# TASK DETAILS
Identify the lines that include the word "accelerar", then copy all of them.

"""

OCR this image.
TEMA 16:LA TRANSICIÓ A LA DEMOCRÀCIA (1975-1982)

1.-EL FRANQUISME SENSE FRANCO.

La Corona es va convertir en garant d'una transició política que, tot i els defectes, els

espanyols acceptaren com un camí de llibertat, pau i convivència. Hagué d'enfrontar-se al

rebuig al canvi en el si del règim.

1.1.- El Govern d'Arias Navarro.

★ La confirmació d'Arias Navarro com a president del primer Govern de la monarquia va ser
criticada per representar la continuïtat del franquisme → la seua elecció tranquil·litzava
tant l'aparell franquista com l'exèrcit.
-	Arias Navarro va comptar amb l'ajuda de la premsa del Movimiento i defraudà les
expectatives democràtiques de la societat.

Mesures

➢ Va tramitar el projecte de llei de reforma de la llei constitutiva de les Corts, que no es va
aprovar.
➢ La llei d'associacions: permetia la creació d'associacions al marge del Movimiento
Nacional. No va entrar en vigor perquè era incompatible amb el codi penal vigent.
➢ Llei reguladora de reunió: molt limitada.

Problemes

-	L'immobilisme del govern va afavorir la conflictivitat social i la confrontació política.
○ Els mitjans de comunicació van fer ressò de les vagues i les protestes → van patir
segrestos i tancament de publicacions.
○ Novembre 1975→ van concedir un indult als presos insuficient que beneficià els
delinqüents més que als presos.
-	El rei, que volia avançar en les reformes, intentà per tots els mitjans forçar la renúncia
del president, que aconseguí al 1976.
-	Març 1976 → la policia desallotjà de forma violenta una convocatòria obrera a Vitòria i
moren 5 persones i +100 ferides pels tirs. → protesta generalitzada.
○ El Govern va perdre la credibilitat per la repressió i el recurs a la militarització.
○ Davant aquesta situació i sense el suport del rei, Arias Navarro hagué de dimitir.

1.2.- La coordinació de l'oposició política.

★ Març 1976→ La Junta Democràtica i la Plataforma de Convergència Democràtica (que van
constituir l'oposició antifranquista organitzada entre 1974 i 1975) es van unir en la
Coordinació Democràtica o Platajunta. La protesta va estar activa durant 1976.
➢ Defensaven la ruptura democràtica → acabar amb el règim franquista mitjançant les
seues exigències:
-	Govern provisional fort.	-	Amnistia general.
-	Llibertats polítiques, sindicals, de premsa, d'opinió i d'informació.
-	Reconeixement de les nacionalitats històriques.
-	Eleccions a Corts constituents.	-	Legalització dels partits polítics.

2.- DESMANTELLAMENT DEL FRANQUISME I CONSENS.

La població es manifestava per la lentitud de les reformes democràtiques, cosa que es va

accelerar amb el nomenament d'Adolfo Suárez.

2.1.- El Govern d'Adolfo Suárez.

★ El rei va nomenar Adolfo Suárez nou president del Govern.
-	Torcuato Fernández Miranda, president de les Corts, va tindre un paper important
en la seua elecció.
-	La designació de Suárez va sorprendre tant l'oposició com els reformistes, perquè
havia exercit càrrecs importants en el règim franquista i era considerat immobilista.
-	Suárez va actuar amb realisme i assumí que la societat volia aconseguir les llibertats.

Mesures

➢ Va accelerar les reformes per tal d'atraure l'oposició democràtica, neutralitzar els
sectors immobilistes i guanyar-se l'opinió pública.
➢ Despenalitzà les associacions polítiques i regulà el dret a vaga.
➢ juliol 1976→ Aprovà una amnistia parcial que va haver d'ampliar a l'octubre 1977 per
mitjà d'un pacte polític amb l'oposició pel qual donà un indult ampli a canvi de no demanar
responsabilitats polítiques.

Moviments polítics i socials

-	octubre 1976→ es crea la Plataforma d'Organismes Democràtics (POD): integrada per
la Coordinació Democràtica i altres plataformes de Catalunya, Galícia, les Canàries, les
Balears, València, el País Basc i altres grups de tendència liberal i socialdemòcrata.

"""
"""

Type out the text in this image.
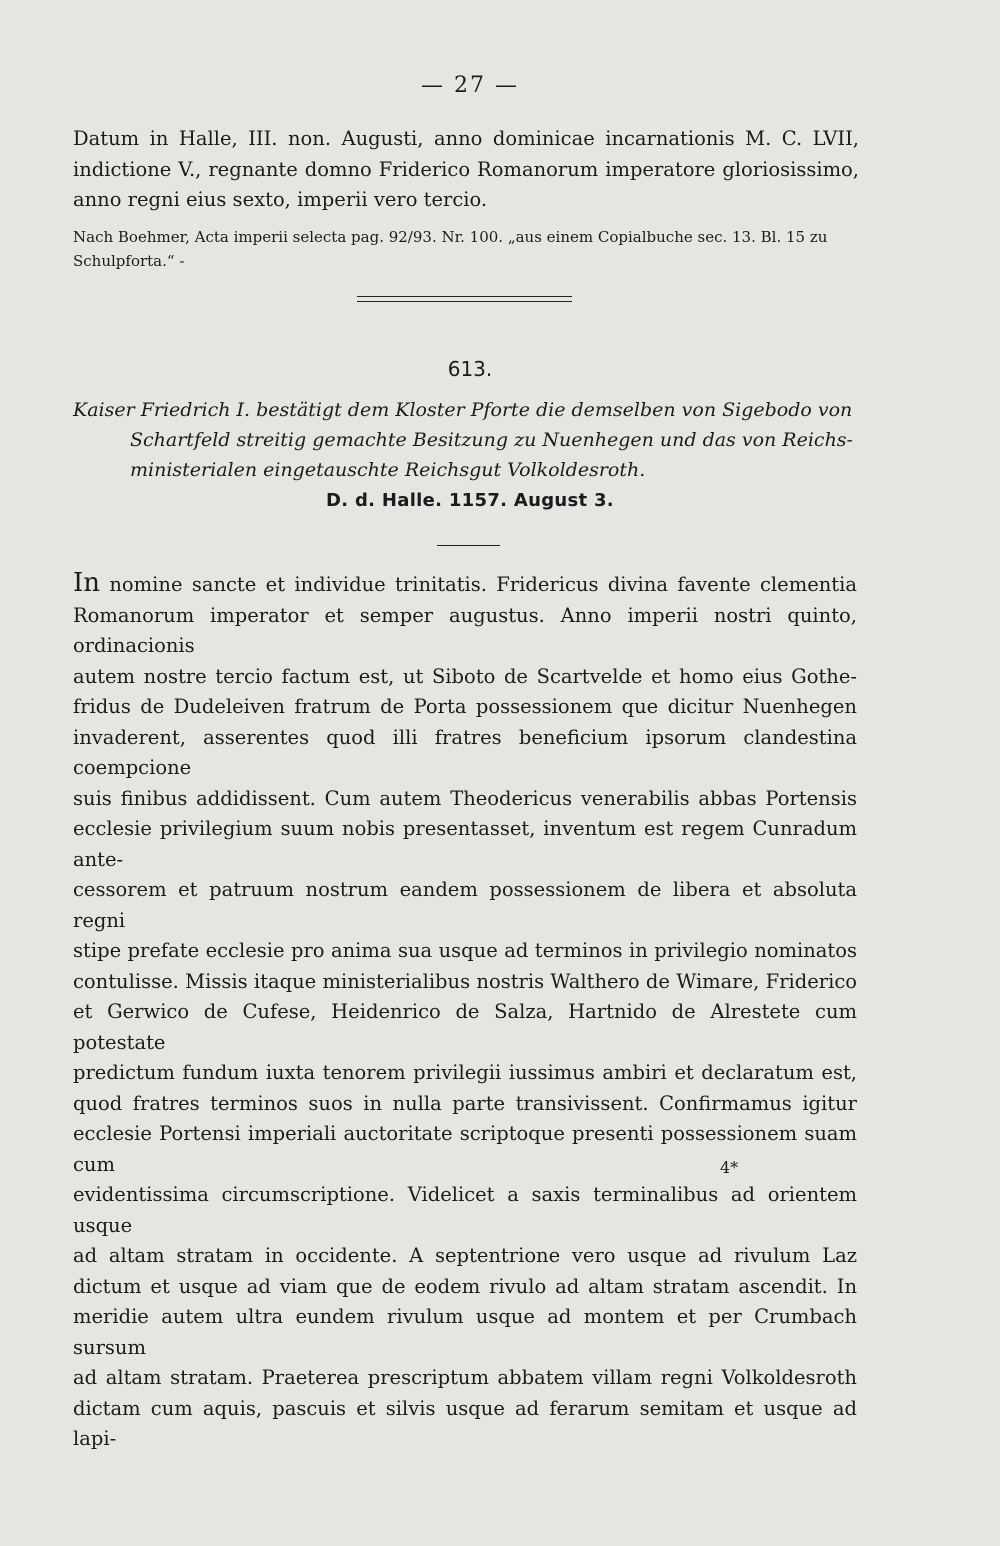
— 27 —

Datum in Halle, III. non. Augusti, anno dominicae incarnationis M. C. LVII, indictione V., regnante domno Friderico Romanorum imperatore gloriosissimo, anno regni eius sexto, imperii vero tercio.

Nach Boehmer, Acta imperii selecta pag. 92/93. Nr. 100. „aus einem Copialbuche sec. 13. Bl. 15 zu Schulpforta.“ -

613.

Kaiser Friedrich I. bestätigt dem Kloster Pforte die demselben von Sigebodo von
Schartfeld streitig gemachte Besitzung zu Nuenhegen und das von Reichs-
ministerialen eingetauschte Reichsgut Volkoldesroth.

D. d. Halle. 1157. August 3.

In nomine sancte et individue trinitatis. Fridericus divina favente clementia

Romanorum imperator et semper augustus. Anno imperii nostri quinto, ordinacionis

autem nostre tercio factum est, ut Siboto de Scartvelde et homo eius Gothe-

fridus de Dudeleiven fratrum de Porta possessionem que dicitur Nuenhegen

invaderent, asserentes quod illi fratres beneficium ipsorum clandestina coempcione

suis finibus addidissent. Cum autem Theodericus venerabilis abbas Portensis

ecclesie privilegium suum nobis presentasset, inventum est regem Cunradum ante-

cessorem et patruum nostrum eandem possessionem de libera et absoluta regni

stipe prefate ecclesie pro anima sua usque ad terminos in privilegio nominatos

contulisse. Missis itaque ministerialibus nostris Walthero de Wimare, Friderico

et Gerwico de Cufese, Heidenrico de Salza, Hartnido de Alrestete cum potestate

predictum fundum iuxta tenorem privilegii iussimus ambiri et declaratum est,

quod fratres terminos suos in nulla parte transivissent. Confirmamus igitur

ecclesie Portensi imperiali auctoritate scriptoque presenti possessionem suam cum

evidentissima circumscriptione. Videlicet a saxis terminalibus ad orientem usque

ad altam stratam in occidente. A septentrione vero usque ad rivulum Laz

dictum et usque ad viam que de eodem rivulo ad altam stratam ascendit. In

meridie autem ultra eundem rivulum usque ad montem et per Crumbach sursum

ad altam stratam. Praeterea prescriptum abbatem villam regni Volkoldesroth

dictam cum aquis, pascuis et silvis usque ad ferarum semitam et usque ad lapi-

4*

"""

# ANSWER TO THE TASK
accelerar amb el nomenament d'Adolfo Suárez.
➢ Va accelerar les reformes per tal d'atraure l'oposició democràtica, neutralitzar els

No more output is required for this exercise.